*Brief*.
Wherever "variation" appears in a line, list that line.

(Data records)
■ ■ ■ ■

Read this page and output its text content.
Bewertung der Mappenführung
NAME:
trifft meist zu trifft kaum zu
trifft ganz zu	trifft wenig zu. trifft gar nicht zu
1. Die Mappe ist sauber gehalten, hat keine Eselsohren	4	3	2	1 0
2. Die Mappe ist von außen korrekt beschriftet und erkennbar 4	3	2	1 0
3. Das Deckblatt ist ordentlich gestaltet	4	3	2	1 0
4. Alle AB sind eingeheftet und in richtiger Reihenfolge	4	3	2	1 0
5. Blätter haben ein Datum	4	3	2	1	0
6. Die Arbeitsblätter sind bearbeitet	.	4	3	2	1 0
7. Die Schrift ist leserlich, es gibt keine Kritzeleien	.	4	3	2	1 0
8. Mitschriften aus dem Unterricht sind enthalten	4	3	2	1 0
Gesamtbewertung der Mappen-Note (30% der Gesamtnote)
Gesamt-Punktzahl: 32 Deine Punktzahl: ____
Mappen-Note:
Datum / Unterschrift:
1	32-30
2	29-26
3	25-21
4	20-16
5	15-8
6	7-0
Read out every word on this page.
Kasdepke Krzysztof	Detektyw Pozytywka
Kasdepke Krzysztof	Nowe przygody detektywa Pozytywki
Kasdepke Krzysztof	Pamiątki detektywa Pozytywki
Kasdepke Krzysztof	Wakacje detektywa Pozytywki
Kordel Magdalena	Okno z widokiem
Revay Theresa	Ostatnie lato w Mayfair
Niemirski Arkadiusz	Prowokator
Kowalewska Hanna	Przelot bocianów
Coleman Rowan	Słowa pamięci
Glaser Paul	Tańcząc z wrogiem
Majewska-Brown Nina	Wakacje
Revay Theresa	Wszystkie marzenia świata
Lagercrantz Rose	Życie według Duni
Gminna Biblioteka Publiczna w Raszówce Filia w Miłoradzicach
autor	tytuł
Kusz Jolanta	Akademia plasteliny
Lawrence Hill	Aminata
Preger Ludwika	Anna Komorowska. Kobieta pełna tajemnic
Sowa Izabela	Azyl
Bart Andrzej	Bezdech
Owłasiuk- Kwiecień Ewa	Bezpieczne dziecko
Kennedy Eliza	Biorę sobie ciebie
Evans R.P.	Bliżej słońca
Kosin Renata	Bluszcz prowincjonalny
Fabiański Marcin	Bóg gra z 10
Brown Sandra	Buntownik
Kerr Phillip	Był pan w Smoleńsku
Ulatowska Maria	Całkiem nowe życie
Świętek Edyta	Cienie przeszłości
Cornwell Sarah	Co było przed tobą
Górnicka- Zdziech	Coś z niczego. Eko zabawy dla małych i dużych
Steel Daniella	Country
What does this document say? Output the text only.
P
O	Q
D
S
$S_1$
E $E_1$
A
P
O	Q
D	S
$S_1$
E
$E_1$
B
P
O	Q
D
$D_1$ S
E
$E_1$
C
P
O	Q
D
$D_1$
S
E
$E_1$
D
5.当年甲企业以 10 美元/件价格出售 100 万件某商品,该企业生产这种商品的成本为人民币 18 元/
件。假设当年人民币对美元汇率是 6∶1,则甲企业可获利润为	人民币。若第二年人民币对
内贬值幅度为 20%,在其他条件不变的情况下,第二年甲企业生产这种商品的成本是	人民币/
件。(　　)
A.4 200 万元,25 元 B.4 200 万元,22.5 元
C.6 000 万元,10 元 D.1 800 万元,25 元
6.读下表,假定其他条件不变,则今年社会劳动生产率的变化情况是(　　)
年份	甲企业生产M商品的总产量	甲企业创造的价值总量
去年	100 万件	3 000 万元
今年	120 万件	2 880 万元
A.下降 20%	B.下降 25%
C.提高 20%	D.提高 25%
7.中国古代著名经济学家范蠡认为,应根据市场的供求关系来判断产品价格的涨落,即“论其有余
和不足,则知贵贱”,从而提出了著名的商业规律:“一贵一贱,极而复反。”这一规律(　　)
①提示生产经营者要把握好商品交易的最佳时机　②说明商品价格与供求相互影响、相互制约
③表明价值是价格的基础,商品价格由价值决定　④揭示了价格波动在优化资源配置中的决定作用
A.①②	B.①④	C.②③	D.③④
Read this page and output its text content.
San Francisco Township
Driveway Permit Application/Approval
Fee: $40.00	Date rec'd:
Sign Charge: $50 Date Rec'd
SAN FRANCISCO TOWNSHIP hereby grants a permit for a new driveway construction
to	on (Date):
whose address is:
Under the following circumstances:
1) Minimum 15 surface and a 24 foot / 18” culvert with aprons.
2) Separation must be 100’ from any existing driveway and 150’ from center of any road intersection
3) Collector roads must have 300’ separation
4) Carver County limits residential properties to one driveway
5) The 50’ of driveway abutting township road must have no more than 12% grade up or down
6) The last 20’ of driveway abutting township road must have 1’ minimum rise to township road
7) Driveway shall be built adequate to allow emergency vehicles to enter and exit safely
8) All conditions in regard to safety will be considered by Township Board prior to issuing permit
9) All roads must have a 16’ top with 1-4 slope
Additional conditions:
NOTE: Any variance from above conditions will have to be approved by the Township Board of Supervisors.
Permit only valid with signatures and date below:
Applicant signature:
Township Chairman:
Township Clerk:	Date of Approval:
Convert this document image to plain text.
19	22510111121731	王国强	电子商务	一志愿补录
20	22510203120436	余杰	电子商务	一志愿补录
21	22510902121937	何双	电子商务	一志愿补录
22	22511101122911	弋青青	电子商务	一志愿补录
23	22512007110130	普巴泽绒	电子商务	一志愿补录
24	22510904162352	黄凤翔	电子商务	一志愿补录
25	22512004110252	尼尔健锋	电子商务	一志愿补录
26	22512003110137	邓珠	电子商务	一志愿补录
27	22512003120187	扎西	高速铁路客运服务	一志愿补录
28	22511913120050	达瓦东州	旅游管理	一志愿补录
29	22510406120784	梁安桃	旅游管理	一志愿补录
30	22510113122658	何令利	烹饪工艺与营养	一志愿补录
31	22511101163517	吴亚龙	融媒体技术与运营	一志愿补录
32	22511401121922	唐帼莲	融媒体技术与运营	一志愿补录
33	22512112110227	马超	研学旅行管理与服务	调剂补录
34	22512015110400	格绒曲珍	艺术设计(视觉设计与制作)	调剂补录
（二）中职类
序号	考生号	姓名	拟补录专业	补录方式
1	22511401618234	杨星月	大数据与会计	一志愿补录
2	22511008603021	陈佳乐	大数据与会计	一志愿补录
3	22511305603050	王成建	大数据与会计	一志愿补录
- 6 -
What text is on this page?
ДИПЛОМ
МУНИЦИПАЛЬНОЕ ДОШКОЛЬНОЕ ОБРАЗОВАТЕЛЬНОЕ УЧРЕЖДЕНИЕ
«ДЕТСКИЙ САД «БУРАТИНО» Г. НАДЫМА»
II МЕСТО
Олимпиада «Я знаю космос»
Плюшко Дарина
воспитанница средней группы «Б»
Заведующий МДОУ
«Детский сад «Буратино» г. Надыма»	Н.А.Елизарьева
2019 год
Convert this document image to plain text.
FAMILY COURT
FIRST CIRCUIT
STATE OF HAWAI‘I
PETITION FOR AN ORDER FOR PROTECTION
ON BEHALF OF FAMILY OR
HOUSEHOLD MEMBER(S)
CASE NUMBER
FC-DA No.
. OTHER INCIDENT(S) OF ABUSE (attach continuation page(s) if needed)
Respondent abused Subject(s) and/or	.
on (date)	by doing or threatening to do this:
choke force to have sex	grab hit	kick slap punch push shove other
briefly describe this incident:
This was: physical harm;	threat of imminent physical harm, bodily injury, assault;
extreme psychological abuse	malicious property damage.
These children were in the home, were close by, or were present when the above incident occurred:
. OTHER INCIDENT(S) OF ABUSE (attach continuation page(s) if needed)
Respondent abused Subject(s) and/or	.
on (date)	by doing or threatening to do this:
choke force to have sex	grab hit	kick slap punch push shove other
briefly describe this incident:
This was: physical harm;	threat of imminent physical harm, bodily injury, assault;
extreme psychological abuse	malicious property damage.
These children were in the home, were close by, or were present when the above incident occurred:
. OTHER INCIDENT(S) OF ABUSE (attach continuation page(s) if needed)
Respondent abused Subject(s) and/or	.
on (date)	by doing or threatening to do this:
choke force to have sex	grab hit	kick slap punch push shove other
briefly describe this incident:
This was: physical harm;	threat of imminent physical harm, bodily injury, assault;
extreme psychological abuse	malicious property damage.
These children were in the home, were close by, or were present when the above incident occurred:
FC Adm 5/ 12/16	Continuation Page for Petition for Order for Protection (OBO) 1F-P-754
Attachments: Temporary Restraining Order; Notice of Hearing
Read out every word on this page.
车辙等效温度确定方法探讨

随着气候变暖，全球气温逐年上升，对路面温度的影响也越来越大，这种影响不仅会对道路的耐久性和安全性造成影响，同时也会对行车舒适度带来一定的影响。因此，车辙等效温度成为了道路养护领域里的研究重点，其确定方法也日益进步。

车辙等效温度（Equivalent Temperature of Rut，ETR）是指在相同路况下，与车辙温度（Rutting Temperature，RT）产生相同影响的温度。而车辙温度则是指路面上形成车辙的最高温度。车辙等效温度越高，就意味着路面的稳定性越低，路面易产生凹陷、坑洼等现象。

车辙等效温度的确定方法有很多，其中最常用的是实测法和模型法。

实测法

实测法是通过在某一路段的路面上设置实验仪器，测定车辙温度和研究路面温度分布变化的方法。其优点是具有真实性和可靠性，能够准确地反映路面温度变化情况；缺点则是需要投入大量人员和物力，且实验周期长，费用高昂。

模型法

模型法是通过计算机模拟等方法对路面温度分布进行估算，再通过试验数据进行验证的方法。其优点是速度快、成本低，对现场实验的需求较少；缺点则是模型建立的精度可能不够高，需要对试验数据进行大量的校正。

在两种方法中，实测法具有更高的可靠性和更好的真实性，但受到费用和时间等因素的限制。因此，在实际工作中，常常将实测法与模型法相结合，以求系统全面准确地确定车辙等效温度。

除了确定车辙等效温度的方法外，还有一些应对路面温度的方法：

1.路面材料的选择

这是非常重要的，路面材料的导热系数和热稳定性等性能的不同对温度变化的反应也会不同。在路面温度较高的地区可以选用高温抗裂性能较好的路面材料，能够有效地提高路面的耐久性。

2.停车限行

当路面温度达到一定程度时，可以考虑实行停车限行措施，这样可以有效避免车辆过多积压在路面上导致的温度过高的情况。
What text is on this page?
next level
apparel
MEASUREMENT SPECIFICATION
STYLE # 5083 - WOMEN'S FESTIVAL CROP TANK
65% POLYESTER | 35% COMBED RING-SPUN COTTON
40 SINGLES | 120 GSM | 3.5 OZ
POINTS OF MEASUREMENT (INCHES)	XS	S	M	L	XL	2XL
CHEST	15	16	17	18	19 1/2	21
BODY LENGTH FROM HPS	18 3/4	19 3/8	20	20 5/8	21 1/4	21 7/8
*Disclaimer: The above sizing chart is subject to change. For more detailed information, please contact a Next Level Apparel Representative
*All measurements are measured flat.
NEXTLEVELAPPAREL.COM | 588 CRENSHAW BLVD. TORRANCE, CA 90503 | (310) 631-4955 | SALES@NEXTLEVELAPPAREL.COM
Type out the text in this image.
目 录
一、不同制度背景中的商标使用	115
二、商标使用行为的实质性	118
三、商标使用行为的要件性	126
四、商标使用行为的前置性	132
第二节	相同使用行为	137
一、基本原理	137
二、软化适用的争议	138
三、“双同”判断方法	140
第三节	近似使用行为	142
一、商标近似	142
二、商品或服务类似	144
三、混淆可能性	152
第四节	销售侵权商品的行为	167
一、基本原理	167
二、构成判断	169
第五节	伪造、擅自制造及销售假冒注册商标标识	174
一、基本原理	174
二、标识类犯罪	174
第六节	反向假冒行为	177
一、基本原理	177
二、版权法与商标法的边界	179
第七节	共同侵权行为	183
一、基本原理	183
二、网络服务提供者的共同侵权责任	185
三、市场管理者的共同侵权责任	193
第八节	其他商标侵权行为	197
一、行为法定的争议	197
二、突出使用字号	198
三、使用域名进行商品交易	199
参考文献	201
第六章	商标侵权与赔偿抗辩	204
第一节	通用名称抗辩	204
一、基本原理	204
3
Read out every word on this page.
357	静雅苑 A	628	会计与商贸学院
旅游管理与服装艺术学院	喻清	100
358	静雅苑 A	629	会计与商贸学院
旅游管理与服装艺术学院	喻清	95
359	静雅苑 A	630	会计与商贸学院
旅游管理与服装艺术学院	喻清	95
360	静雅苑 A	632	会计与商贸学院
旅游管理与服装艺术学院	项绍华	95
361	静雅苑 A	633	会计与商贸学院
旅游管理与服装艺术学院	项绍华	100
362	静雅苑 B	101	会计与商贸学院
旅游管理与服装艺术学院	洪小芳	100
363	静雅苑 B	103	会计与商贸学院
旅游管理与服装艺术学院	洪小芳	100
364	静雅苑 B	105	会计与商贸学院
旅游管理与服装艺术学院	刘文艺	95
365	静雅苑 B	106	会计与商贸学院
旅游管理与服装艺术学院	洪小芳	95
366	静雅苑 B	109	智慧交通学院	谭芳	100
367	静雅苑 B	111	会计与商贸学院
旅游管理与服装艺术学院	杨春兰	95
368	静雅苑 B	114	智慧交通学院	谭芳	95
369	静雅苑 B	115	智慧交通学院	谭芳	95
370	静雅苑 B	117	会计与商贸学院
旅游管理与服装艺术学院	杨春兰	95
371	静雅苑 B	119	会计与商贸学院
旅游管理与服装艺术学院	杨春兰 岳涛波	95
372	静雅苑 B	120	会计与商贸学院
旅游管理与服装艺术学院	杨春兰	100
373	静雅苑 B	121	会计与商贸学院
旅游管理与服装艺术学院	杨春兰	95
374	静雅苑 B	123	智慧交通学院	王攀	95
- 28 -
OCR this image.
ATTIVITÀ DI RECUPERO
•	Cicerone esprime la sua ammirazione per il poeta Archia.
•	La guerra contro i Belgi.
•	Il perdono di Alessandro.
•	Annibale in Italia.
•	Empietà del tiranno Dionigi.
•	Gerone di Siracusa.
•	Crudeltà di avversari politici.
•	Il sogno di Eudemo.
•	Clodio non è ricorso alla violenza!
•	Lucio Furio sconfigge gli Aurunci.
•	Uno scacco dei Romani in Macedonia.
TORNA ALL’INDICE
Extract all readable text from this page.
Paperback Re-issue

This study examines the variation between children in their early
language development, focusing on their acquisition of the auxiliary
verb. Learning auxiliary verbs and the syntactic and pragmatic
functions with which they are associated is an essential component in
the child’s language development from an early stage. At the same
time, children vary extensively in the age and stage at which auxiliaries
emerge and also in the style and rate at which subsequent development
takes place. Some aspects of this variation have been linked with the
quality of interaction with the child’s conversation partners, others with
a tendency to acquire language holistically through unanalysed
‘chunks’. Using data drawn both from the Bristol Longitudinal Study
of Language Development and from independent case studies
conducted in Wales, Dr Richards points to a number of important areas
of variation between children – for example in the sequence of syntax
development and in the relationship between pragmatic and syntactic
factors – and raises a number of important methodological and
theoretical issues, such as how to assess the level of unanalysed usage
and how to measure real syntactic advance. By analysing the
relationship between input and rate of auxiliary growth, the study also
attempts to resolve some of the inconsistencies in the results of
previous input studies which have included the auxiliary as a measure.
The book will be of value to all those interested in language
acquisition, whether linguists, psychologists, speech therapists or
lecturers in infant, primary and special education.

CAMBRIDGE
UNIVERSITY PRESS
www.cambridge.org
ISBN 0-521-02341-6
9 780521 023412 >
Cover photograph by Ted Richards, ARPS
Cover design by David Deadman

■ ■ ■ ■

*Task output*.
This study examines the variation between children in their early
takes place. Some aspects of this variation have been linked with the
of variation between children – for example in the sequence of syntax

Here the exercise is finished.